Directions for this task
Pull from the listing every line that contains the word "Основные".

Provided data
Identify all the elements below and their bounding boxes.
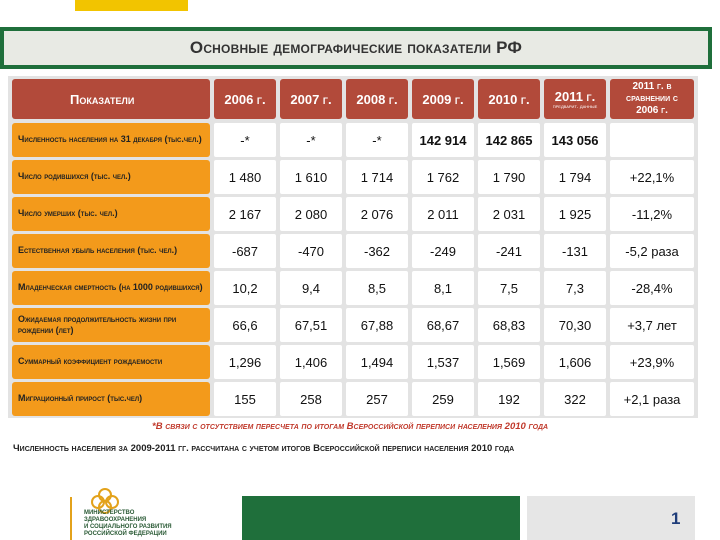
- value-cell: 258: [280, 382, 342, 416]
- value-cell: 1 925: [544, 197, 606, 231]
- header-2010: 2010 г.: [478, 79, 540, 119]
- value-cell: 1 610: [280, 160, 342, 194]
- value-cell: 70,30: [544, 308, 606, 342]
- value-cell: 143 056: [544, 123, 606, 157]
- value-cell: 1,494: [346, 345, 408, 379]
- value-cell: -*: [214, 123, 276, 157]
- header-2011-label: 2011 г.: [554, 88, 596, 104]
- header-2006: 2006 г.: [214, 79, 276, 119]
- header-comparison: 2011 г. в сравнении с 2006 г.: [610, 79, 694, 119]
- comparison-cell: +2,1 раза: [610, 382, 694, 416]
- value-cell: 257: [346, 382, 408, 416]
- value-cell: -*: [346, 123, 408, 157]
- value-cell: 8,1: [412, 271, 474, 305]
- footer-grey-bar: [527, 496, 695, 540]
- row-label: Миграционный прирост (тыс.чел): [12, 382, 210, 416]
- value-cell: 8,5: [346, 271, 408, 305]
- top-accent-bar: [75, 0, 188, 11]
- comparison-cell: -11,2%: [610, 197, 694, 231]
- value-cell: 142 914: [412, 123, 474, 157]
- row-label: Число умерших (тыс. чел.): [12, 197, 210, 231]
- comparison-cell: -28,4%: [610, 271, 694, 305]
- header-2009: 2009 г.: [412, 79, 474, 119]
- page-number: 1: [671, 509, 681, 528]
- footer-green-bar: [242, 496, 520, 540]
- row-label: Ожидаемая продолжительность жизни при ро…: [12, 308, 210, 342]
- value-cell: 155: [214, 382, 276, 416]
- logo-divider: [70, 497, 72, 540]
- value-cell: 1,406: [280, 345, 342, 379]
- header-indicators: Показатели: [12, 79, 210, 119]
- value-cell: 1,296: [214, 345, 276, 379]
- value-cell: 1 480: [214, 160, 276, 194]
- value-cell: 1,569: [478, 345, 540, 379]
- value-cell: 2 080: [280, 197, 342, 231]
- value-cell: 1 714: [346, 160, 408, 194]
- value-cell: 1,606: [544, 345, 606, 379]
- value-cell: 7,5: [478, 271, 540, 305]
- value-cell: -362: [346, 234, 408, 268]
- value-cell: 1,537: [412, 345, 474, 379]
- header-2011: 2011 г. предварит. данные: [544, 79, 606, 119]
- comparison-cell: +3,7 лет: [610, 308, 694, 342]
- value-cell: -241: [478, 234, 540, 268]
- footnote: *В связи с отсутствием пересчета по итог…: [152, 421, 549, 432]
- value-cell: 322: [544, 382, 606, 416]
- value-cell: 9,4: [280, 271, 342, 305]
- page-title: Основные демографические показатели РФ: [189, 38, 523, 57]
- value-cell: 1 794: [544, 160, 606, 194]
- value-cell: 192: [478, 382, 540, 416]
- ministry-name: Министерство здравоохранения и социально…: [84, 510, 172, 537]
- value-cell: -131: [544, 234, 606, 268]
- comparison-cell: +22,1%: [610, 160, 694, 194]
- value-cell: -470: [280, 234, 342, 268]
- value-cell: 10,2: [214, 271, 276, 305]
- value-cell: 7,3: [544, 271, 606, 305]
- header-2008: 2008 г.: [346, 79, 408, 119]
- value-cell: 2 031: [478, 197, 540, 231]
- value-cell: 68,67: [412, 308, 474, 342]
- value-cell: 67,51: [280, 308, 342, 342]
- value-cell: -249: [412, 234, 474, 268]
- row-label: Число родившихся (тыс. чел.): [12, 160, 210, 194]
- row-label: Суммарный коэффициент рождаемости: [12, 345, 210, 379]
- value-cell: 259: [412, 382, 474, 416]
- population-note: Численность населения за 2009-2011 гг. р…: [13, 443, 515, 454]
- comparison-cell: +23,9%: [610, 345, 694, 379]
- value-cell: 142 865: [478, 123, 540, 157]
- header-2011-sub: предварит. данные: [552, 103, 598, 110]
- row-label: Численность населения на 31 декабря (тыс…: [12, 123, 210, 157]
- value-cell: 1 790: [478, 160, 540, 194]
- value-cell: 68,83: [478, 308, 540, 342]
- value-cell: 2 076: [346, 197, 408, 231]
- title-banner: Основные демографические показатели РФ: [0, 27, 712, 69]
- value-cell: -*: [280, 123, 342, 157]
- comparison-cell: -5,2 раза: [610, 234, 694, 268]
- value-cell: -687: [214, 234, 276, 268]
- value-cell: 2 011: [412, 197, 474, 231]
- header-2007: 2007 г.: [280, 79, 342, 119]
- row-label: Естественная убыль населения (тыс. чел.): [12, 234, 210, 268]
- value-cell: 2 167: [214, 197, 276, 231]
- indicators-table: Показатели 2006 г. 2007 г. 2008 г. 2009 …: [8, 76, 698, 418]
- value-cell: 67,88: [346, 308, 408, 342]
- ministry-logo-icon: [91, 488, 119, 514]
- row-label: Младенческая смертность (на 1000 родивши…: [12, 271, 210, 305]
- comparison-cell: [610, 123, 694, 157]
- value-cell: 66,6: [214, 308, 276, 342]
- value-cell: 1 762: [412, 160, 474, 194]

Result of this task
- page-title: Основные демографические показатели РФ: [189, 38, 523, 57]
- title-banner: Основные демографические показатели РФ: [0, 27, 712, 69]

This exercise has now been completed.